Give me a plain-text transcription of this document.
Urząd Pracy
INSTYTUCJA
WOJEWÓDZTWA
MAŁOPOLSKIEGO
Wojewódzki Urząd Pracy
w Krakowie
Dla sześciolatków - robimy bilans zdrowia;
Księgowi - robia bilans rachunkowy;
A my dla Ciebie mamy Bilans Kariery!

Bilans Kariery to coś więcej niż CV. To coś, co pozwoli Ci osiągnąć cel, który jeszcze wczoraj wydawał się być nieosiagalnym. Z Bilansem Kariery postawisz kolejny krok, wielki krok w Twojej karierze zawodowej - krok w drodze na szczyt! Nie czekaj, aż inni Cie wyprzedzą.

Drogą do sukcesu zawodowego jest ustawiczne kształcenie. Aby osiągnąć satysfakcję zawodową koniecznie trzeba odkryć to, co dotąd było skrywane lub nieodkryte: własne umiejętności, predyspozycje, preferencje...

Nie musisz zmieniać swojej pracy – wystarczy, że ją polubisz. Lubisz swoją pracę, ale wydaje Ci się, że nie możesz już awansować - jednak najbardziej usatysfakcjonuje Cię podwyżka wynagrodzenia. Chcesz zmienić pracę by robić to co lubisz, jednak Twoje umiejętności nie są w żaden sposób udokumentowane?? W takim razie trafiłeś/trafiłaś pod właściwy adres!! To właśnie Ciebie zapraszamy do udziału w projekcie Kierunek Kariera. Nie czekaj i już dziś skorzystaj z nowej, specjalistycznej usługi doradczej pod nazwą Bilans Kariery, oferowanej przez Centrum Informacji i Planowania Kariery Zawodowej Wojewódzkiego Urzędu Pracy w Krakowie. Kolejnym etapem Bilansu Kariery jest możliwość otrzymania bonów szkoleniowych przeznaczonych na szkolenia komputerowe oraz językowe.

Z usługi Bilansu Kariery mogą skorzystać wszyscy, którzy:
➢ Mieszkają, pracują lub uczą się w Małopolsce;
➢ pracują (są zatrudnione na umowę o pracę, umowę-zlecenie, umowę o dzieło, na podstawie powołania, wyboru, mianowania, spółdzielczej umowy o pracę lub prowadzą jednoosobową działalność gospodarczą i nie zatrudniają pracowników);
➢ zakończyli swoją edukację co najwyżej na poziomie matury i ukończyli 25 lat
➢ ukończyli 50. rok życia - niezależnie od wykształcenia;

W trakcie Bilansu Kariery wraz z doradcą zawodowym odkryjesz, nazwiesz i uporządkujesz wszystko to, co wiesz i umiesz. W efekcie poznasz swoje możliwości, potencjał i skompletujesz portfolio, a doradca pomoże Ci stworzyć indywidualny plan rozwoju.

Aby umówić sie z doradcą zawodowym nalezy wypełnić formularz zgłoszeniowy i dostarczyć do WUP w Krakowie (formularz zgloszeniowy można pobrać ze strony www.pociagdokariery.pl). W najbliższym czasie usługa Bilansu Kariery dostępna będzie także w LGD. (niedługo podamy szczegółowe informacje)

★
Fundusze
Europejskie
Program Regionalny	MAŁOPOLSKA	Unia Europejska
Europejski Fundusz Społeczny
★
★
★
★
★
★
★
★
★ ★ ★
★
--------------------
PROBLEM:
Please repeat the material above, word for word and in full.

RESULT FOR THIS EXERCISE:
Give me a plain-text transcription of this document.
Urząd Pracy
INSTYTUCJA
WOJEWÓDZTWA
MAŁOPOLSKIEGO
Wojewódzki Urząd Pracy
w Krakowie
Dla sześciolatków - robimy bilans zdrowia;
Księgowi - robia bilans rachunkowy;
A my dla Ciebie mamy Bilans Kariery!

Bilans Kariery to coś więcej niż CV. To coś, co pozwoli Ci osiągnąć cel, który jeszcze wczoraj wydawał się być nieosiagalnym. Z Bilansem Kariery postawisz kolejny krok, wielki krok w Twojej karierze zawodowej - krok w drodze na szczyt! Nie czekaj, aż inni Cie wyprzedzą.

Drogą do sukcesu zawodowego jest ustawiczne kształcenie. Aby osiągnąć satysfakcję zawodową koniecznie trzeba odkryć to, co dotąd było skrywane lub nieodkryte: własne umiejętności, predyspozycje, preferencje...

Nie musisz zmieniać swojej pracy – wystarczy, że ją polubisz. Lubisz swoją pracę, ale wydaje Ci się, że nie możesz już awansować - jednak najbardziej usatysfakcjonuje Cię podwyżka wynagrodzenia. Chcesz zmienić pracę by robić to co lubisz, jednak Twoje umiejętności nie są w żaden sposób udokumentowane?? W takim razie trafiłeś/trafiłaś pod właściwy adres!! To właśnie Ciebie zapraszamy do udziału w projekcie Kierunek Kariera. Nie czekaj i już dziś skorzystaj z nowej, specjalistycznej usługi doradczej pod nazwą Bilans Kariery, oferowanej przez Centrum Informacji i Planowania Kariery Zawodowej Wojewódzkiego Urzędu Pracy w Krakowie. Kolejnym etapem Bilansu Kariery jest możliwość otrzymania bonów szkoleniowych przeznaczonych na szkolenia komputerowe oraz językowe.

Z usługi Bilansu Kariery mogą skorzystać wszyscy, którzy:
➢ Mieszkają, pracują lub uczą się w Małopolsce;
➢ pracują (są zatrudnione na umowę o pracę, umowę-zlecenie, umowę o dzieło, na podstawie powołania, wyboru, mianowania, spółdzielczej umowy o pracę lub prowadzą jednoosobową działalność gospodarczą i nie zatrudniają pracowników);
➢ zakończyli swoją edukację co najwyżej na poziomie matury i ukończyli 25 lat
➢ ukończyli 50. rok życia - niezależnie od wykształcenia;

W trakcie Bilansu Kariery wraz z doradcą zawodowym odkryjesz, nazwiesz i uporządkujesz wszystko to, co wiesz i umiesz. W efekcie poznasz swoje możliwości, potencjał i skompletujesz portfolio, a doradca pomoże Ci stworzyć indywidualny plan rozwoju.

Aby umówić sie z doradcą zawodowym nalezy wypełnić formularz zgłoszeniowy i dostarczyć do WUP w Krakowie (formularz zgloszeniowy można pobrać ze strony www.pociagdokariery.pl). W najbliższym czasie usługa Bilansu Kariery dostępna będzie także w LGD. (niedługo podamy szczegółowe informacje)

★
Fundusze
Europejskie
Program Regionalny	MAŁOPOLSKA	Unia Europejska
Europejski Fundusz Społeczny
★
★
★
★
★
★
★
★
★ ★ ★
★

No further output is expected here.